Please print all of the material below, word for word.

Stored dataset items

▬▬▬▬▬▬▬▬▬▬

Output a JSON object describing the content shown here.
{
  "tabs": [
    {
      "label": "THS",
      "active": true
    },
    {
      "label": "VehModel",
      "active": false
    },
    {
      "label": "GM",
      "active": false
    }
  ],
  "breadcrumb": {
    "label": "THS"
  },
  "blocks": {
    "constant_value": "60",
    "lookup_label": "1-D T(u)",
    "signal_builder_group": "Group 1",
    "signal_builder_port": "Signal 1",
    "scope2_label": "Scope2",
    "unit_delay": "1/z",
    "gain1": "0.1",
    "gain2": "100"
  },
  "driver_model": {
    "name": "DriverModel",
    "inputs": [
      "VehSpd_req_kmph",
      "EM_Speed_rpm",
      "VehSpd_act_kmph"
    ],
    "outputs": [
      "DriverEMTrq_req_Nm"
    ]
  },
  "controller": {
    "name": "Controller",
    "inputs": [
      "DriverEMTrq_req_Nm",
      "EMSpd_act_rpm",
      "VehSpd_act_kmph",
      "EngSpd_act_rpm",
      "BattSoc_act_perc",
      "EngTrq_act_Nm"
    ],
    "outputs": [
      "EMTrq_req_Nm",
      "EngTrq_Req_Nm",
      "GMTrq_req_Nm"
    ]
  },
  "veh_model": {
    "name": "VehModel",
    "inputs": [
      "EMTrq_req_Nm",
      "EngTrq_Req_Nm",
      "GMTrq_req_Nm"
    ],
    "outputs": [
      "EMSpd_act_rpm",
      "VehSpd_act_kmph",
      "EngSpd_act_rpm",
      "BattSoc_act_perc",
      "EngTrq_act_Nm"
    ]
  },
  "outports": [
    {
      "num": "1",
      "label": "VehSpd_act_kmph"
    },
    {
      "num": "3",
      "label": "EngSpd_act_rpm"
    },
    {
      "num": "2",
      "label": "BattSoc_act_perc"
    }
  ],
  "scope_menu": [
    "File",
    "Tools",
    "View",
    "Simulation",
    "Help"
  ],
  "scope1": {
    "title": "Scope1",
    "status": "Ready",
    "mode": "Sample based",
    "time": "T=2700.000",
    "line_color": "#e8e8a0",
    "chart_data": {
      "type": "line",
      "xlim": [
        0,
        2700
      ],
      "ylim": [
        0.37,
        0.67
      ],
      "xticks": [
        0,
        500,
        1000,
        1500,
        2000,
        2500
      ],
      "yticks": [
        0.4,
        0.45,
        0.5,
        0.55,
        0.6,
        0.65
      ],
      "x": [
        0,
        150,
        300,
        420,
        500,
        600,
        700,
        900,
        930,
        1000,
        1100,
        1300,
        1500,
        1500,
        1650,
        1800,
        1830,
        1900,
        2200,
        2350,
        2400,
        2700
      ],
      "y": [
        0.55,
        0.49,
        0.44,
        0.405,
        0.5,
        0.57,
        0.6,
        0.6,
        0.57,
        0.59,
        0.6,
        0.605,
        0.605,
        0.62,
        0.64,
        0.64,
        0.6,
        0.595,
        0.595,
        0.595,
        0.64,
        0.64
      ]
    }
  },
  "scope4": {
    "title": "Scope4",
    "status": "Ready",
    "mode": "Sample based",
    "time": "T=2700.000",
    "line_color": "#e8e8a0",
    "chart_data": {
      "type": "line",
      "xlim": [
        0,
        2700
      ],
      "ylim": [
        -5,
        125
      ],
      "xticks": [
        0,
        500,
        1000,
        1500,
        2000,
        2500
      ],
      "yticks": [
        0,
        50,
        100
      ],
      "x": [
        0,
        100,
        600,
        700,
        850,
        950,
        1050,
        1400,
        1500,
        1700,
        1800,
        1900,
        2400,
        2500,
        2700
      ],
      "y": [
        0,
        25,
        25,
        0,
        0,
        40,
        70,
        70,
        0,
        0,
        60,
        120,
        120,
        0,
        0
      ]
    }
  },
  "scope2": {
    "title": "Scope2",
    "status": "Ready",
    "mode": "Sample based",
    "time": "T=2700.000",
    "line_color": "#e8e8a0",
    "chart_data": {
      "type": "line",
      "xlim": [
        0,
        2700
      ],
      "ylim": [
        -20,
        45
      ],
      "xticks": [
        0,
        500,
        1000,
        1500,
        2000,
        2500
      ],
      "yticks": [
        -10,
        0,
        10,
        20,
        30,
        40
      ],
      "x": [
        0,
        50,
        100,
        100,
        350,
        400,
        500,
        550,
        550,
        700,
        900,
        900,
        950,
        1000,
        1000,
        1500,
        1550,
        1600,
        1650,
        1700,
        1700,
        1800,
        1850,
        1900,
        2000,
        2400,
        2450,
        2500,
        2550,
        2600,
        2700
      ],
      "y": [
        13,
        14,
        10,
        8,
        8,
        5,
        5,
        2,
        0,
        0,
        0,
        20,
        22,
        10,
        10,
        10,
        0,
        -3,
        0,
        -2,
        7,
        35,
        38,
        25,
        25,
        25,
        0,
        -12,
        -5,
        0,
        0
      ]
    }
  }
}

▬▬▬▬▬▬▬▬▬▬

* [Finished answer]:
Output a JSON object describing the content shown here.
{
  "tabs": [
    {
      "label": "THS",
      "active": true
    },
    {
      "label": "VehModel",
      "active": false
    },
    {
      "label": "GM",
      "active": false
    }
  ],
  "breadcrumb": {
    "label": "THS"
  },
  "blocks": {
    "constant_value": "60",
    "lookup_label": "1-D T(u)",
    "signal_builder_group": "Group 1",
    "signal_builder_port": "Signal 1",
    "scope2_label": "Scope2",
    "unit_delay": "1/z",
    "gain1": "0.1",
    "gain2": "100"
  },
  "driver_model": {
    "name": "DriverModel",
    "inputs": [
      "VehSpd_req_kmph",
      "EM_Speed_rpm",
      "VehSpd_act_kmph"
    ],
    "outputs": [
      "DriverEMTrq_req_Nm"
    ]
  },
  "controller": {
    "name": "Controller",
    "inputs": [
      "DriverEMTrq_req_Nm",
      "EMSpd_act_rpm",
      "VehSpd_act_kmph",
      "EngSpd_act_rpm",
      "BattSoc_act_perc",
      "EngTrq_act_Nm"
    ],
    "outputs": [
      "EMTrq_req_Nm",
      "EngTrq_Req_Nm",
      "GMTrq_req_Nm"
    ]
  },
  "veh_model": {
    "name": "VehModel",
    "inputs": [
      "EMTrq_req_Nm",
      "EngTrq_Req_Nm",
      "GMTrq_req_Nm"
    ],
    "outputs": [
      "EMSpd_act_rpm",
      "VehSpd_act_kmph",
      "EngSpd_act_rpm",
      "BattSoc_act_perc",
      "EngTrq_act_Nm"
    ]
  },
  "outports": [
    {
      "num": "1",
      "label": "VehSpd_act_kmph"
    },
    {
      "num": "3",
      "label": "EngSpd_act_rpm"
    },
    {
      "num": "2",
      "label": "BattSoc_act_perc"
    }
  ],
  "scope_menu": [
    "File",
    "Tools",
    "View",
    "Simulation",
    "Help"
  ],
  "scope1": {
    "title": "Scope1",
    "status": "Ready",
    "mode": "Sample based",
    "time": "T=2700.000",
    "line_color": "#e8e8a0",
    "chart_data": {
      "type": "line",
      "xlim": [
        0,
        2700
      ],
      "ylim": [
        0.37,
        0.67
      ],
      "xticks": [
        0,
        500,
        1000,
        1500,
        2000,
        2500
      ],
      "yticks": [
        0.4,
        0.45,
        0.5,
        0.55,
        0.6,
        0.65
      ],
      "x": [
        0,
        150,
        300,
        420,
        500,
        600,
        700,
        900,
        930,
        1000,
        1100,
        1300,
        1500,
        1500,
        1650,
        1800,
        1830,
        1900,
        2200,
        2350,
        2400,
        2700
      ],
      "y": [
        0.55,
        0.49,
        0.44,
        0.405,
        0.5,
        0.57,
        0.6,
        0.6,
        0.57,
        0.59,
        0.6,
        0.605,
        0.605,
        0.62,
        0.64,
        0.64,
        0.6,
        0.595,
        0.595,
        0.595,
        0.64,
        0.64
      ]
    }
  },
  "scope4": {
    "title": "Scope4",
    "status": "Ready",
    "mode": "Sample based",
    "time": "T=2700.000",
    "line_color": "#e8e8a0",
    "chart_data": {
      "type": "line",
      "xlim": [
        0,
        2700
      ],
      "ylim": [
        -5,
        125
      ],
      "xticks": [
        0,
        500,
        1000,
        1500,
        2000,
        2500
      ],
      "yticks": [
        0,
        50,
        100
      ],
      "x": [
        0,
        100,
        600,
        700,
        850,
        950,
        1050,
        1400,
        1500,
        1700,
        1800,
        1900,
        2400,
        2500,
        2700
      ],
      "y": [
        0,
        25,
        25,
        0,
        0,
        40,
        70,
        70,
        0,
        0,
        60,
        120,
        120,
        0,
        0
      ]
    }
  },
  "scope2": {
    "title": "Scope2",
    "status": "Ready",
    "mode": "Sample based",
    "time": "T=2700.000",
    "line_color": "#e8e8a0",
    "chart_data": {
      "type": "line",
      "xlim": [
        0,
        2700
      ],
      "ylim": [
        -20,
        45
      ],
      "xticks": [
        0,
        500,
        1000,
        1500,
        2000,
        2500
      ],
      "yticks": [
        -10,
        0,
        10,
        20,
        30,
        40
      ],
      "x": [
        0,
        50,
        100,
        100,
        350,
        400,
        500,
        550,
        550,
        700,
        900,
        900,
        950,
        1000,
        1000,
        1500,
        1550,
        1600,
        1650,
        1700,
        1700,
        1800,
        1850,
        1900,
        2000,
        2400,
        2450,
        2500,
        2550,
        2600,
        2700
      ],
      "y": [
        13,
        14,
        10,
        8,
        8,
        5,
        5,
        2,
        0,
        0,
        0,
        20,
        22,
        10,
        10,
        10,
        0,
        -3,
        0,
        -2,
        7,
        35,
        38,
        25,
        25,
        25,
        0,
        -12,
        -5,
        0,
        0
      ]
    }
  }
}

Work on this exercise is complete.